_What to work on_
Each entry must appear again exactly as it does in the source.

-- Records provided start --

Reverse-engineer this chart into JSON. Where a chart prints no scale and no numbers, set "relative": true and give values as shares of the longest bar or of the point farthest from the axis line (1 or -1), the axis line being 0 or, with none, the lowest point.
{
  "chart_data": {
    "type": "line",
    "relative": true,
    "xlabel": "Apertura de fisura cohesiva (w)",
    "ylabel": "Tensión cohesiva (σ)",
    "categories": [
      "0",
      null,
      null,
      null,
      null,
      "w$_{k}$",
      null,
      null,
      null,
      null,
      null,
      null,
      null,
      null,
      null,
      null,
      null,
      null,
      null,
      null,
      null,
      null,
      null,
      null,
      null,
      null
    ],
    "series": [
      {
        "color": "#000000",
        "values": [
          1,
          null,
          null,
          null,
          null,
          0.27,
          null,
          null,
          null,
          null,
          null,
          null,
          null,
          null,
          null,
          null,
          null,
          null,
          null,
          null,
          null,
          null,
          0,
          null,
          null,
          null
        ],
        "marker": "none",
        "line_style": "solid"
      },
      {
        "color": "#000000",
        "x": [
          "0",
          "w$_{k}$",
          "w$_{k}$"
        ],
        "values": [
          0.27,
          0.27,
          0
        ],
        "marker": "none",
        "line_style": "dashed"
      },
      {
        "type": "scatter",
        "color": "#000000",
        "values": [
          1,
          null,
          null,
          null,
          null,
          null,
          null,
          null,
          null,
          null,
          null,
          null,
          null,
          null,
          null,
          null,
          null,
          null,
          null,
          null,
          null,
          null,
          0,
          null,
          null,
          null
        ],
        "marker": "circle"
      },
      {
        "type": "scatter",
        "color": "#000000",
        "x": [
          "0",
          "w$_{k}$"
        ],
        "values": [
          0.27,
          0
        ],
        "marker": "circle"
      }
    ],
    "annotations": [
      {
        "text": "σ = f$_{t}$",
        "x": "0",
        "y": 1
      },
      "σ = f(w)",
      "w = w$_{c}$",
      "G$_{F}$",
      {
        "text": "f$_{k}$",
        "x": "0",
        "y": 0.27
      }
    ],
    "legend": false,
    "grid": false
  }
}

-- Records provided end --

_Right answer_
Reverse-engineer this chart into JSON. Where a chart prints no scale and no numbers, set "relative": true and give values as shares of the longest bar or of the point farthest from the axis line (1 or -1), the axis line being 0 or, with none, the lowest point.
{
  "chart_data": {
    "type": "line",
    "relative": true,
    "xlabel": "Apertura de fisura cohesiva (w)",
    "ylabel": "Tensión cohesiva (σ)",
    "categories": [
      "0",
      null,
      null,
      null,
      null,
      "w$_{k}$",
      null,
      null,
      null,
      null,
      null,
      null,
      null,
      null,
      null,
      null,
      null,
      null,
      null,
      null,
      null,
      null,
      null,
      null,
      null,
      null
    ],
    "series": [
      {
        "color": "#000000",
        "values": [
          1,
          null,
          null,
          null,
          null,
          0.27,
          null,
          null,
          null,
          null,
          null,
          null,
          null,
          null,
          null,
          null,
          null,
          null,
          null,
          null,
          null,
          null,
          0,
          null,
          null,
          null
        ],
        "marker": "none",
        "line_style": "solid"
      },
      {
        "color": "#000000",
        "x": [
          "0",
          "w$_{k}$",
          "w$_{k}$"
        ],
        "values": [
          0.27,
          0.27,
          0
        ],
        "marker": "none",
        "line_style": "dashed"
      },
      {
        "type": "scatter",
        "color": "#000000",
        "values": [
          1,
          null,
          null,
          null,
          null,
          null,
          null,
          null,
          null,
          null,
          null,
          null,
          null,
          null,
          null,
          null,
          null,
          null,
          null,
          null,
          null,
          null,
          0,
          null,
          null,
          null
        ],
        "marker": "circle"
      },
      {
        "type": "scatter",
        "color": "#000000",
        "x": [
          "0",
          "w$_{k}$"
        ],
        "values": [
          0.27,
          0
        ],
        "marker": "circle"
      }
    ],
    "annotations": [
      {
        "text": "σ = f$_{t}$",
        "x": "0",
        "y": 1
      },
      "σ = f(w)",
      "w = w$_{c}$",
      "G$_{F}$",
      {
        "text": "f$_{k}$",
        "x": "0",
        "y": 0.27
      }
    ],
    "legend": false,
    "grid": false
  }
}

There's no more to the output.